Copy out each line exactly; pictures stay out of the copy.

## start

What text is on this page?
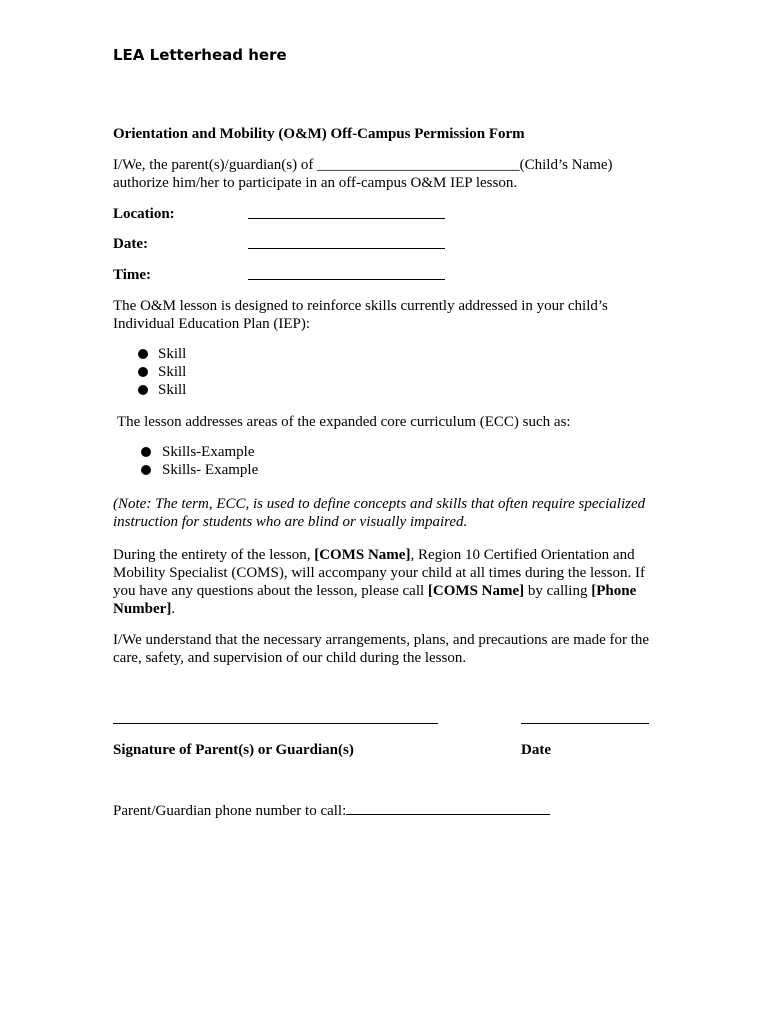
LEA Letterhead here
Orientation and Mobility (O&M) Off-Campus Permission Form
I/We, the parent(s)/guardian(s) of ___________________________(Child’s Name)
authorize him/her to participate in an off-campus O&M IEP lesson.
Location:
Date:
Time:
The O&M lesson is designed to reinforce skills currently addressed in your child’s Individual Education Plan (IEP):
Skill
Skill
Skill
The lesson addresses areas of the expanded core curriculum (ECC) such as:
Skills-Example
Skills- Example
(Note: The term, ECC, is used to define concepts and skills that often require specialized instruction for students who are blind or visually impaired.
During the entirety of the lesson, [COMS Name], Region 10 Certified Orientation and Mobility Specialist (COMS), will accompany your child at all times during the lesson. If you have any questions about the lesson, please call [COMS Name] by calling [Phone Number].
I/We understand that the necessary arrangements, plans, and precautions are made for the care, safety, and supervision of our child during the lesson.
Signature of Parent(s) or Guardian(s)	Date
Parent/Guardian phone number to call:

## end

### Full answer:
What text is on this page?
LEA Letterhead here
Orientation and Mobility (O&M) Off-Campus Permission Form
I/We, the parent(s)/guardian(s) of ___________________________(Child’s Name)
authorize him/her to participate in an off-campus O&M IEP lesson.
Location:
Date:
Time:
The O&M lesson is designed to reinforce skills currently addressed in your child’s Individual Education Plan (IEP):
Skill
Skill
Skill
The lesson addresses areas of the expanded core curriculum (ECC) such as:
Skills-Example
Skills- Example
(Note: The term, ECC, is used to define concepts and skills that often require specialized instruction for students who are blind or visually impaired.
During the entirety of the lesson, [COMS Name], Region 10 Certified Orientation and Mobility Specialist (COMS), will accompany your child at all times during the lesson. If you have any questions about the lesson, please call [COMS Name] by calling [Phone Number].
I/We understand that the necessary arrangements, plans, and precautions are made for the care, safety, and supervision of our child during the lesson.
Signature of Parent(s) or Guardian(s)	Date
Parent/Guardian phone number to call:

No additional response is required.